> _The request_
Locate the word "Πλὴν" in the entries below, then gather every line that holds it.

> _Task input_
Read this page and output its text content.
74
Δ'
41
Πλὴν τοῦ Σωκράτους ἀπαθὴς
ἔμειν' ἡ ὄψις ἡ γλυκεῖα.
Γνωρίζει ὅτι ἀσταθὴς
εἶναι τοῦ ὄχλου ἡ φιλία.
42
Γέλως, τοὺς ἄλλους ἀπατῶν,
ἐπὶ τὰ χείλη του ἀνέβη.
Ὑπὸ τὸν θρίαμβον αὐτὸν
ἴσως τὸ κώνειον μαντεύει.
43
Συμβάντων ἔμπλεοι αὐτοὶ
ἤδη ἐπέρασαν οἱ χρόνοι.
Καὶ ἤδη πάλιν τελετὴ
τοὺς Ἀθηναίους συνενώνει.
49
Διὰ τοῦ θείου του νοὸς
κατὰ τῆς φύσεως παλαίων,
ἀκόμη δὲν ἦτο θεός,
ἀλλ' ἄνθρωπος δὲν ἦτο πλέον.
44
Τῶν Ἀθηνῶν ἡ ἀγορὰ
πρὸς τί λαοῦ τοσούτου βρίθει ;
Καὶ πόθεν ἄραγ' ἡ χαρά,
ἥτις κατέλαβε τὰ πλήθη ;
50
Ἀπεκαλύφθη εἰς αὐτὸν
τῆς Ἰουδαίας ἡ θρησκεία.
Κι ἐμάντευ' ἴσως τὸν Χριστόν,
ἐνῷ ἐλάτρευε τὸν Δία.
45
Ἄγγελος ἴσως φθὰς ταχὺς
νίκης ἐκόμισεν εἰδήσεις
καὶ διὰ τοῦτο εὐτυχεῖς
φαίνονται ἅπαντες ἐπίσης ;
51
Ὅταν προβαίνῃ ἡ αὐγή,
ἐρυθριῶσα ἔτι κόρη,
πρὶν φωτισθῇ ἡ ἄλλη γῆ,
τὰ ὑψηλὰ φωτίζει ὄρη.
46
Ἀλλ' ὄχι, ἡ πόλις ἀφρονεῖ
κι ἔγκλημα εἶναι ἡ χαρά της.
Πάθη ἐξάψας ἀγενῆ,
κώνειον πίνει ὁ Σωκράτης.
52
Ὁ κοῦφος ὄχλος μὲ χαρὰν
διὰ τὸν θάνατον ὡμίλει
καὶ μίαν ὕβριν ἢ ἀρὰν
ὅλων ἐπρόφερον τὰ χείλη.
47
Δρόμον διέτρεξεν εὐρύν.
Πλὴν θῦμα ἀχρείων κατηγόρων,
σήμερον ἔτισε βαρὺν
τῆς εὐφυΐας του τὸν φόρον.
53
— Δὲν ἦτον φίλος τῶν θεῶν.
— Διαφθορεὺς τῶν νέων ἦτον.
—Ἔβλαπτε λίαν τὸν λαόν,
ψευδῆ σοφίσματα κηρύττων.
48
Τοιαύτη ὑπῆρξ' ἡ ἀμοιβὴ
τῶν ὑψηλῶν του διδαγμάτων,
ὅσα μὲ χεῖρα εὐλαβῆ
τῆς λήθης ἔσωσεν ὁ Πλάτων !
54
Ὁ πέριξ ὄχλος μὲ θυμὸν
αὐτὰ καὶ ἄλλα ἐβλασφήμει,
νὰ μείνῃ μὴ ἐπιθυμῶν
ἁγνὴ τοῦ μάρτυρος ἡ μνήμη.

> _Problem solution_
Πλὴν τοῦ Σωκράτους ἀπαθὴς
Πλὴν θῦμα ἀχρείων κατηγόρων,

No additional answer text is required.